#### Supplied material
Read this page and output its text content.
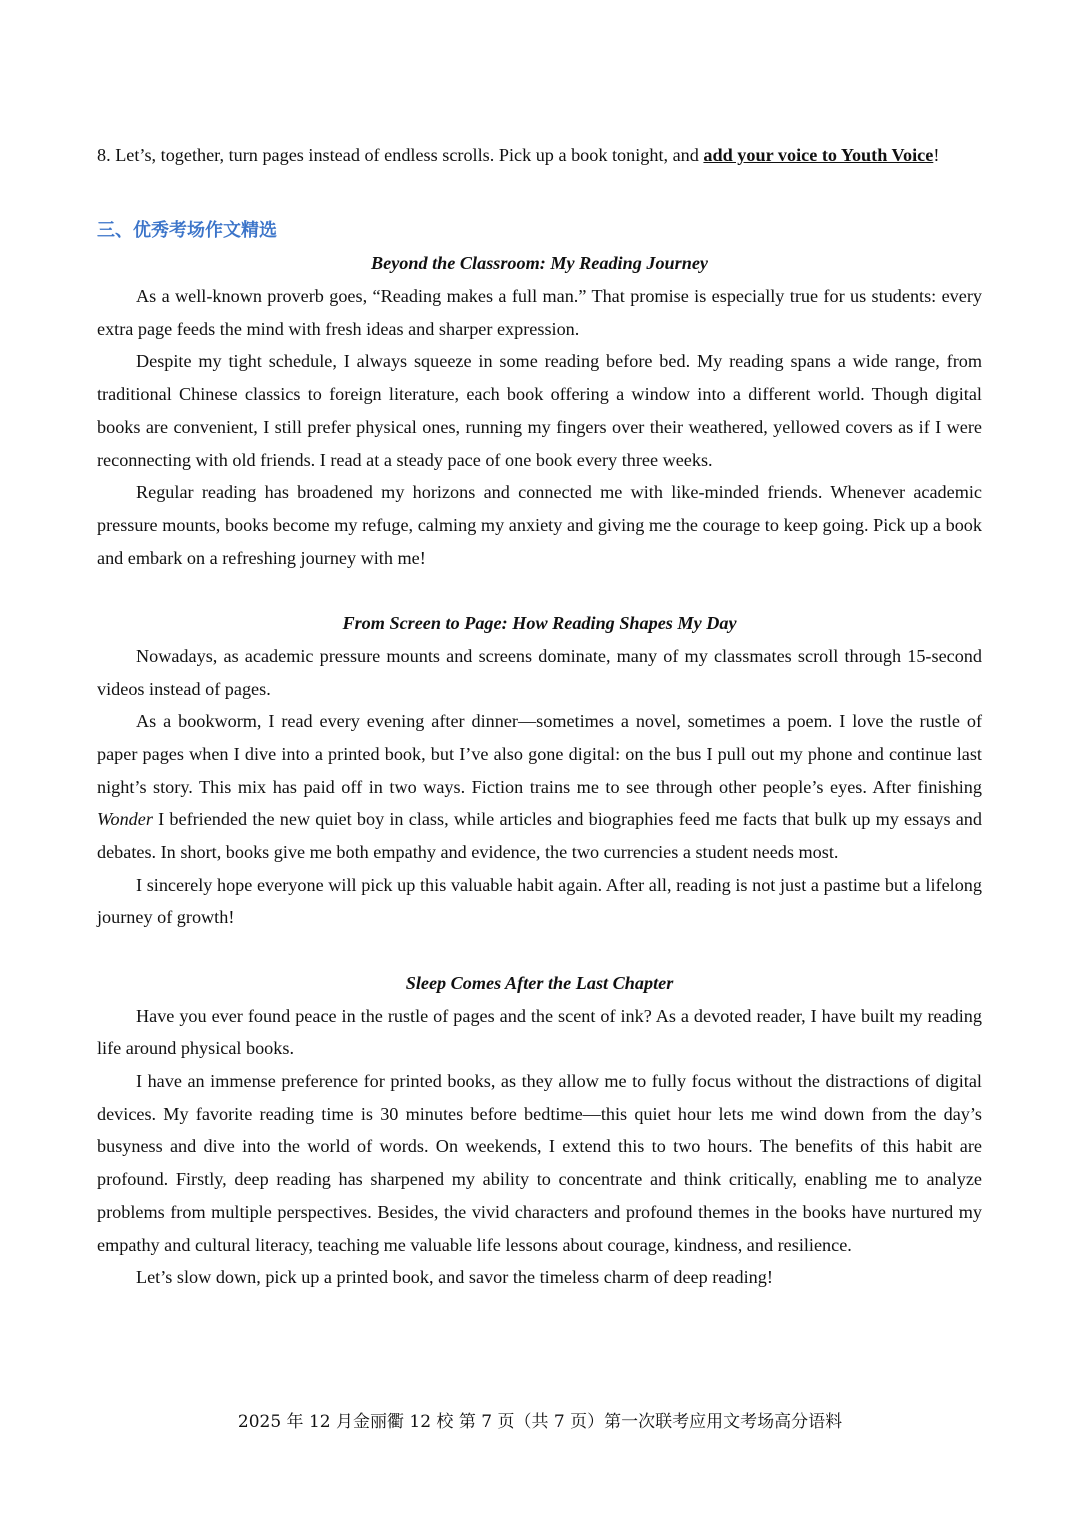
8. Let’s, together, turn pages instead of endless scrolls. Pick up a book tonight, and add your voice to Youth Voice!

三、优秀考场作文精选

Beyond the Classroom: My Reading Journey

As a well-known proverb goes, “Reading makes a full man.” That promise is especially true for us students: every extra page feeds the mind with fresh ideas and sharper expression.

Despite my tight schedule, I always squeeze in some reading before bed. My reading spans a wide range, from traditional Chinese classics to foreign literature, each book offering a window into a different world. Though digital books are convenient, I still prefer physical ones, running my fingers over their weathered, yellowed covers as if I were reconnecting with old friends. I read at a steady pace of one book every three weeks.

Regular reading has broadened my horizons and connected me with like-minded friends. Whenever academic pressure mounts, books become my refuge, calming my anxiety and giving me the courage to keep going. Pick up a book and embark on a refreshing journey with me!

From Screen to Page: How Reading Shapes My Day

Nowadays, as academic pressure mounts and screens dominate, many of my classmates scroll through 15-second videos instead of pages.

As a bookworm, I read every evening after dinner—sometimes a novel, sometimes a poem. I love the rustle of paper pages when I dive into a printed book, but I’ve also gone digital: on the bus I pull out my phone and continue last night’s story. This mix has paid off in two ways. Fiction trains me to see through other people’s eyes. After finishing Wonder I befriended the new quiet boy in class, while articles and biographies feed me facts that bulk up my essays and debates. In short, books give me both empathy and evidence, the two currencies a student needs most.

I sincerely hope everyone will pick up this valuable habit again. After all, reading is not just a pastime but a lifelong journey of growth!

Sleep Comes After the Last Chapter

Have you ever found peace in the rustle of pages and the scent of ink? As a devoted reader, I have built my reading life around physical books.

I have an immense preference for printed books, as they allow me to fully focus without the distractions of digital devices. My favorite reading time is 30 minutes before bedtime—this quiet hour lets me wind down from the day’s busyness and dive into the world of words. On weekends, I extend this to two hours. The benefits of this habit are profound. Firstly, deep reading has sharpened my ability to concentrate and think critically, enabling me to analyze problems from multiple perspectives. Besides, the vivid characters and profound themes in the books have nurtured my empathy and cultural literacy, teaching me valuable life lessons about courage, kindness, and resilience.

Let’s slow down, pick up a printed book, and savor the timeless charm of deep reading!

2025 年 12 月金丽衢 12 校 第 7 页（共 7 页）第一次联考应用文考场高分语料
########
▶ What is being asked
Reproduce the entries above word for word. Pictures stay out.

▶ Task output
Read this page and output its text content.
8. Let’s, together, turn pages instead of endless scrolls. Pick up a book tonight, and add your voice to Youth Voice!

三、优秀考场作文精选

Beyond the Classroom: My Reading Journey

As a well-known proverb goes, “Reading makes a full man.” That promise is especially true for us students: every extra page feeds the mind with fresh ideas and sharper expression.

Despite my tight schedule, I always squeeze in some reading before bed. My reading spans a wide range, from traditional Chinese classics to foreign literature, each book offering a window into a different world. Though digital books are convenient, I still prefer physical ones, running my fingers over their weathered, yellowed covers as if I were reconnecting with old friends. I read at a steady pace of one book every three weeks.

Regular reading has broadened my horizons and connected me with like-minded friends. Whenever academic pressure mounts, books become my refuge, calming my anxiety and giving me the courage to keep going. Pick up a book and embark on a refreshing journey with me!

From Screen to Page: How Reading Shapes My Day

Nowadays, as academic pressure mounts and screens dominate, many of my classmates scroll through 15-second videos instead of pages.

As a bookworm, I read every evening after dinner—sometimes a novel, sometimes a poem. I love the rustle of paper pages when I dive into a printed book, but I’ve also gone digital: on the bus I pull out my phone and continue last night’s story. This mix has paid off in two ways. Fiction trains me to see through other people’s eyes. After finishing Wonder I befriended the new quiet boy in class, while articles and biographies feed me facts that bulk up my essays and debates. In short, books give me both empathy and evidence, the two currencies a student needs most.

I sincerely hope everyone will pick up this valuable habit again. After all, reading is not just a pastime but a lifelong journey of growth!

Sleep Comes After the Last Chapter

Have you ever found peace in the rustle of pages and the scent of ink? As a devoted reader, I have built my reading life around physical books.

I have an immense preference for printed books, as they allow me to fully focus without the distractions of digital devices. My favorite reading time is 30 minutes before bedtime—this quiet hour lets me wind down from the day’s busyness and dive into the world of words. On weekends, I extend this to two hours. The benefits of this habit are profound. Firstly, deep reading has sharpened my ability to concentrate and think critically, enabling me to analyze problems from multiple perspectives. Besides, the vivid characters and profound themes in the books have nurtured my empathy and cultural literacy, teaching me valuable life lessons about courage, kindness, and resilience.

Let’s slow down, pick up a printed book, and savor the timeless charm of deep reading!

2025 年 12 月金丽衢 12 校 第 7 页（共 7 页）第一次联考应用文考场高分语料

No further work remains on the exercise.